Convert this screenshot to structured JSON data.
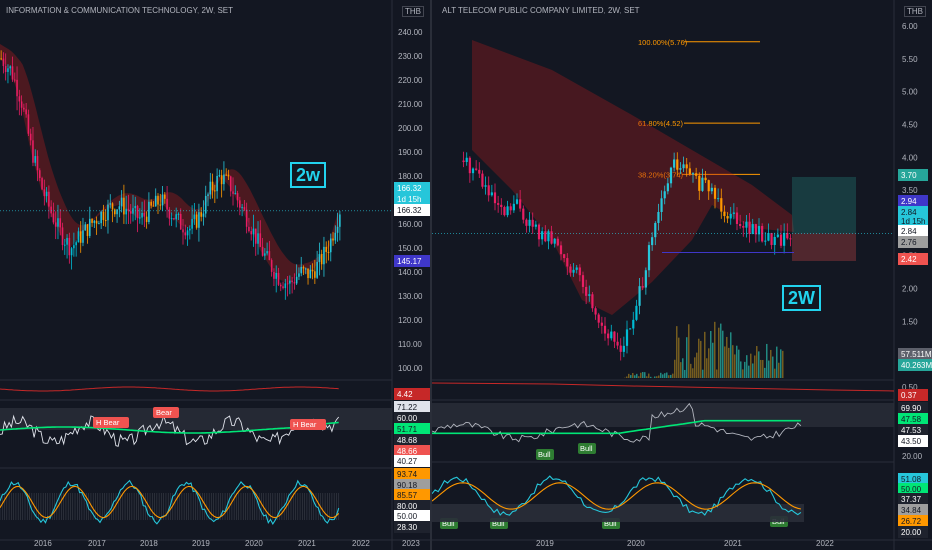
{
  "left": {
    "title": "INFORMATION & COMMUNICATION TECHNOLOGY",
    "interval": "2W",
    "exchange": "SET",
    "currency": "THB",
    "badge": "2w",
    "price_axis": [
      "240.00",
      "230.00",
      "220.00",
      "210.00",
      "200.00",
      "190.00",
      "180.00",
      "170.00",
      "160.00",
      "150.00",
      "140.00",
      "130.00",
      "120.00",
      "110.00",
      "100.00"
    ],
    "price_tags": [
      {
        "text": "166.32",
        "sub": "1d 15h",
        "value": 166.32,
        "color": "#26c6da"
      },
      {
        "text": "166.32",
        "value": 163.5,
        "color": "#ffffff",
        "fg": "#131722"
      },
      {
        "text": "145.17",
        "value": 145.17,
        "color": "#3f37c9"
      }
    ],
    "vol_tags": [
      {
        "text": "4.42",
        "color": "#c62828"
      }
    ],
    "rsi_tags": [
      {
        "text": "71.22",
        "color": "#e0e3eb",
        "fg": "#131722"
      },
      {
        "text": "60.00",
        "color": "#1e222d"
      },
      {
        "text": "51.71",
        "color": "#00e676",
        "fg": "#131722"
      },
      {
        "text": "48.68",
        "color": "#1e222d"
      },
      {
        "text": "48.66",
        "color": "#ef5350"
      },
      {
        "text": "40.27",
        "color": "#ffffff",
        "fg": "#131722"
      }
    ],
    "stoch_tags": [
      {
        "text": "93.74",
        "color": "#ff9800",
        "fg": "#131722"
      },
      {
        "text": "90.18",
        "color": "#9e9e9e",
        "fg": "#131722"
      },
      {
        "text": "85.57",
        "color": "#ff9800",
        "fg": "#131722"
      },
      {
        "text": "80.00",
        "color": "#1e222d"
      },
      {
        "text": "50.00",
        "color": "#ffffff",
        "fg": "#131722"
      },
      {
        "text": "28.30",
        "color": "#1e222d"
      }
    ],
    "x_axis": [
      "2016",
      "2017",
      "2018",
      "2019",
      "2020",
      "2021",
      "2022",
      "2023"
    ],
    "annotations": [
      {
        "text": "H Bear",
        "kind": "bear"
      },
      {
        "text": "Bear",
        "kind": "bear"
      },
      {
        "text": "H Bear",
        "kind": "bear"
      }
    ]
  },
  "right": {
    "title": "ALT TELECOM PUBLIC COMPANY LIMITED",
    "interval": "2W",
    "exchange": "SET",
    "currency": "THB",
    "badge": "2W",
    "price_axis": [
      "6.00",
      "5.50",
      "5.00",
      "4.50",
      "4.00",
      "3.50",
      "3.00",
      "2.50",
      "2.00",
      "1.50",
      "1.00",
      "0.50"
    ],
    "fib_levels": [
      {
        "label": "100.00%(5.76)",
        "value": 5.76
      },
      {
        "label": "61.80%(4.52)",
        "value": 4.52
      },
      {
        "label": "38.20%(3.74)",
        "value": 3.74
      }
    ],
    "price_tags": [
      {
        "text": "3.70",
        "value": 3.7,
        "color": "#26a69a"
      },
      {
        "text": "2.94",
        "value": 2.94,
        "color": "#3f37c9"
      },
      {
        "text": "2.84",
        "sub": "1d 15h",
        "value": 2.84,
        "color": "#26c6da"
      },
      {
        "text": "2.84",
        "value": 2.62,
        "color": "#ffffff",
        "fg": "#131722"
      },
      {
        "text": "2.76",
        "value": 2.42,
        "color": "#9e9e9e",
        "fg": "#131722"
      },
      {
        "text": "2.42",
        "value": 2.24,
        "color": "#ef5350"
      }
    ],
    "vol_tags": [
      {
        "text": "57.511M",
        "color": "#5d606b"
      },
      {
        "text": "40.263M",
        "color": "#26a69a"
      }
    ],
    "ind_tags": [
      {
        "text": "0.37",
        "color": "#c62828"
      },
      {
        "text": "69.90",
        "color": "#1e222d"
      },
      {
        "text": "47.58",
        "color": "#00e676",
        "fg": "#131722"
      },
      {
        "text": "47.53",
        "color": "#1e222d"
      },
      {
        "text": "43.50",
        "color": "#ffffff",
        "fg": "#131722"
      }
    ],
    "stoch_tags": [
      {
        "text": "51.08",
        "color": "#26c6da",
        "fg": "#131722"
      },
      {
        "text": "50.00",
        "color": "#00e676",
        "fg": "#131722"
      },
      {
        "text": "37.37",
        "color": "#1e222d"
      },
      {
        "text": "34.84",
        "color": "#9e9e9e",
        "fg": "#131722"
      },
      {
        "text": "26.72",
        "color": "#ff9800",
        "fg": "#131722"
      },
      {
        "text": "20.00",
        "color": "#1e222d"
      }
    ],
    "x_axis": [
      "2019",
      "2020",
      "2021",
      "2022"
    ],
    "annotations": [
      {
        "text": "Bull",
        "kind": "bull"
      },
      {
        "text": "Bull",
        "kind": "bull"
      },
      {
        "text": "Bull",
        "kind": "bull"
      },
      {
        "text": "Bull",
        "kind": "bull"
      },
      {
        "text": "Bull",
        "kind": "bull"
      },
      {
        "text": "Bull",
        "kind": "bull"
      }
    ]
  },
  "chart_data": [
    {
      "type": "candlestick",
      "title": "INFORMATION & COMMUNICATION TECHNOLOGY, 2W, SET",
      "ylim": [
        100,
        245
      ],
      "x": [
        "2016",
        "2017",
        "2018",
        "2019",
        "2020",
        "2021"
      ],
      "close_path": [
        229,
        224,
        212,
        192,
        176,
        165,
        156,
        150,
        155,
        160,
        164,
        167,
        168,
        165,
        162,
        166,
        170,
        165,
        160,
        158,
        164,
        174,
        180,
        176,
        168,
        160,
        150,
        143,
        137,
        135,
        140,
        139,
        144,
        152,
        166
      ],
      "last": 166.32
    },
    {
      "type": "candlestick",
      "title": "ALT TELECOM PUBLIC COMPANY LIMITED, 2W, SET",
      "ylim": [
        0.5,
        6.1
      ],
      "x": [
        "2019",
        "2020",
        "2021"
      ],
      "close_path": [
        3.95,
        3.8,
        3.4,
        3.1,
        3.3,
        3.0,
        2.8,
        2.7,
        2.4,
        2.1,
        1.7,
        1.3,
        1.1,
        1.5,
        2.4,
        3.2,
        3.9,
        3.8,
        3.6,
        3.5,
        3.2,
        3.1,
        2.9,
        2.8,
        2.75,
        2.84
      ],
      "last": 2.84
    }
  ]
}
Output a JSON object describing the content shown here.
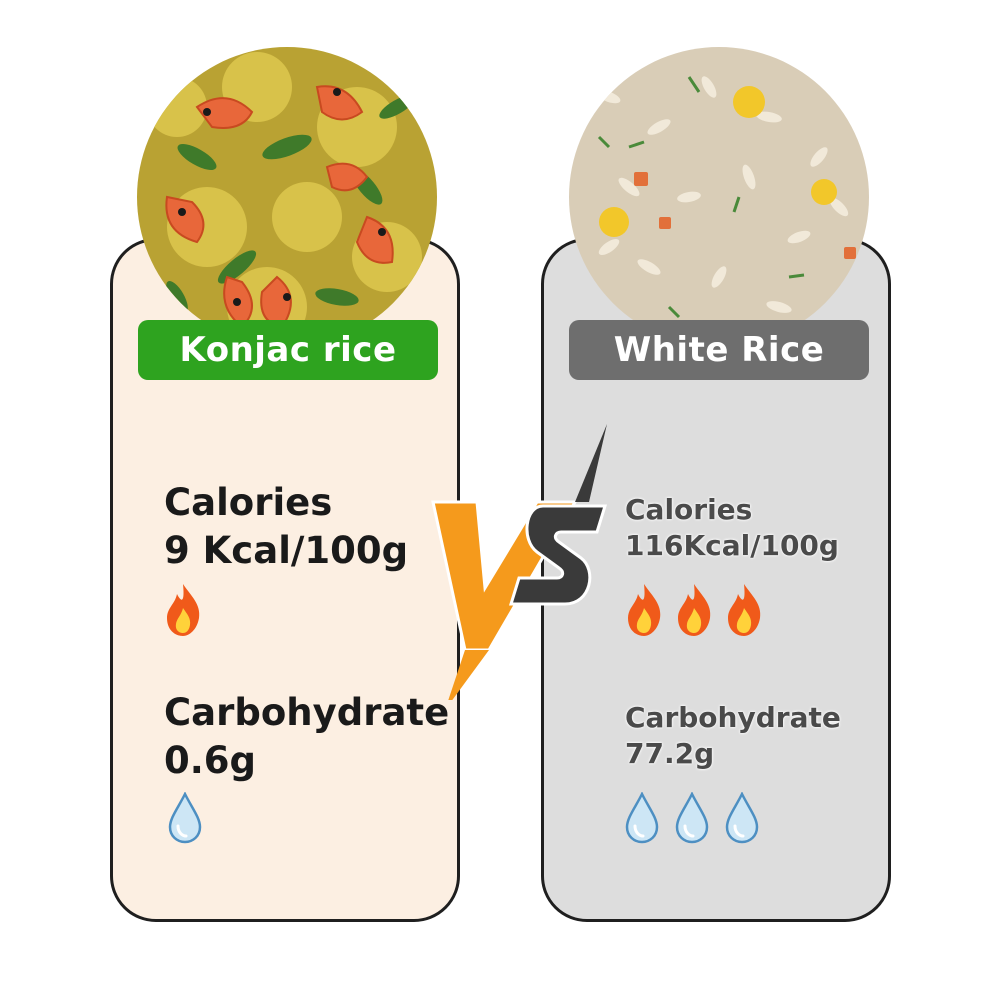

++++++++++++++++++++

Except for the pictures, copy the material above exactly.

Convert this screenshot to structured JSON data.
{
  "left": {
    "title": "INFORMATION & COMMUNICATION TECHNOLOGY",
    "interval": "2W",
    "exchange": "SET",
    "currency": "THB",
    "badge": "2w",
    "price_axis": [
      "240.00",
      "230.00",
      "220.00",
      "210.00",
      "200.00",
      "190.00",
      "180.00",
      "170.00",
      "160.00",
      "150.00",
      "140.00",
      "130.00",
      "120.00",
      "110.00",
      "100.00"
    ],
    "price_tags": [
      {
        "text": "166.32",
        "sub": "1d 15h",
        "value": 166.32,
        "color": "#26c6da"
      },
      {
        "text": "166.32",
        "value": 163.5,
        "color": "#ffffff",
        "fg": "#131722"
      },
      {
        "text": "145.17",
        "value": 145.17,
        "color": "#3f37c9"
      }
    ],
    "vol_tags": [
      {
        "text": "4.42",
        "color": "#c62828"
      }
    ],
    "rsi_tags": [
      {
        "text": "71.22",
        "color": "#e0e3eb",
        "fg": "#131722"
      },
      {
        "text": "60.00",
        "color": "#1e222d"
      },
      {
        "text": "51.71",
        "color": "#00e676",
        "fg": "#131722"
      },
      {
        "text": "48.68",
        "color": "#1e222d"
      },
      {
        "text": "48.66",
        "color": "#ef5350"
      },
      {
        "text": "40.27",
        "color": "#ffffff",
        "fg": "#131722"
      }
    ],
    "stoch_tags": [
      {
        "text": "93.74",
        "color": "#ff9800",
        "fg": "#131722"
      },
      {
        "text": "90.18",
        "color": "#9e9e9e",
        "fg": "#131722"
      },
      {
        "text": "85.57",
        "color": "#ff9800",
        "fg": "#131722"
      },
      {
        "text": "80.00",
        "color": "#1e222d"
      },
      {
        "text": "50.00",
        "color": "#ffffff",
        "fg": "#131722"
      },
      {
        "text": "28.30",
        "color": "#1e222d"
      }
    ],
    "x_axis": [
      "2016",
      "2017",
      "2018",
      "2019",
      "2020",
      "2021",
      "2022",
      "2023"
    ],
    "annotations": [
      {
        "text": "H Bear",
        "kind": "bear"
      },
      {
        "text": "Bear",
        "kind": "bear"
      },
      {
        "text": "H Bear",
        "kind": "bear"
      }
    ]
  },
  "right": {
    "title": "ALT TELECOM PUBLIC COMPANY LIMITED",
    "interval": "2W",
    "exchange": "SET",
    "currency": "THB",
    "badge": "2W",
    "price_axis": [
      "6.00",
      "5.50",
      "5.00",
      "4.50",
      "4.00",
      "3.50",
      "3.00",
      "2.50",
      "2.00",
      "1.50",
      "1.00",
      "0.50"
    ],
    "fib_levels": [
      {
        "label": "100.00%(5.76)",
        "value": 5.76
      },
      {
        "label": "61.80%(4.52)",
        "value": 4.52
      },
      {
        "label": "38.20%(3.74)",
        "value": 3.74
      }
    ],
    "price_tags": [
      {
        "text": "3.70",
        "value": 3.7,
        "color": "#26a69a"
      },
      {
        "text": "2.94",
        "value": 2.94,
        "color": "#3f37c9"
      },
      {
        "text": "2.84",
        "sub": "1d 15h",
        "value": 2.84,
        "color": "#26c6da"
      },
      {
        "text": "2.84",
        "value": 2.62,
        "color": "#ffffff",
        "fg": "#131722"
      },
      {
        "text": "2.76",
        "value": 2.42,
        "color": "#9e9e9e",
        "fg": "#131722"
      },
      {
        "text": "2.42",
        "value": 2.24,
        "color": "#ef5350"
      }
    ],
    "vol_tags": [
      {
        "text": "57.511M",
        "color": "#5d606b"
      },
      {
        "text": "40.263M",
        "color": "#26a69a"
      }
    ],
    "ind_tags": [
      {
        "text": "0.37",
        "color": "#c62828"
      },
      {
        "text": "69.90",
        "color": "#1e222d"
      },
      {
        "text": "47.58",
        "color": "#00e676",
        "fg": "#131722"
      },
      {
        "text": "47.53",
        "color": "#1e222d"
      },
      {
        "text": "43.50",
        "color": "#ffffff",
        "fg": "#131722"
      }
    ],
    "stoch_tags": [
      {
        "text": "51.08",
        "color": "#26c6da",
        "fg": "#131722"
      },
      {
        "text": "50.00",
        "color": "#00e676",
        "fg": "#131722"
      },
      {
        "text": "37.37",
        "color": "#1e222d"
      },
      {
        "text": "34.84",
        "color": "#9e9e9e",
        "fg": "#131722"
      },
      {
        "text": "26.72",
        "color": "#ff9800",
        "fg": "#131722"
      },
      {
        "text": "20.00",
        "color": "#1e222d"
      }
    ],
    "x_axis": [
      "2019",
      "2020",
      "2021",
      "2022"
    ],
    "annotations": [
      {
        "text": "Bull",
        "kind": "bull"
      },
      {
        "text": "Bull",
        "kind": "bull"
      },
      {
        "text": "Bull",
        "kind": "bull"
      },
      {
        "text": "Bull",
        "kind": "bull"
      },
      {
        "text": "Bull",
        "kind": "bull"
      },
      {
        "text": "Bull",
        "kind": "bull"
      }
    ]
  },
  "chart_data": [
    {
      "type": "candlestick",
      "title": "INFORMATION & COMMUNICATION TECHNOLOGY, 2W, SET",
      "ylim": [
        100,
        245
      ],
      "x": [
        "2016",
        "2017",
        "2018",
        "2019",
        "2020",
        "2021"
      ],
      "close_path": [
        229,
        224,
        212,
        192,
        176,
        165,
        156,
        150,
        155,
        160,
        164,
        167,
        168,
        165,
        162,
        166,
        170,
        165,
        160,
        158,
        164,
        174,
        180,
        176,
        168,
        160,
        150,
        143,
        137,
        135,
        140,
        139,
        144,
        152,
        166
      ],
      "last": 166.32
    },
    {
      "type": "candlestick",
      "title": "ALT TELECOM PUBLIC COMPANY LIMITED, 2W, SET",
      "ylim": [
        0.5,
        6.1
      ],
      "x": [
        "2019",
        "2020",
        "2021"
      ],
      "close_path": [
        3.95,
        3.8,
        3.4,
        3.1,
        3.3,
        3.0,
        2.8,
        2.7,
        2.4,
        2.1,
        1.7,
        1.3,
        1.1,
        1.5,
        2.4,
        3.2,
        3.9,
        3.8,
        3.6,
        3.5,
        3.2,
        3.1,
        2.9,
        2.8,
        2.75,
        2.84
      ],
      "last": 2.84
    }
  ]
}
Output a JSON object describing the content shown here.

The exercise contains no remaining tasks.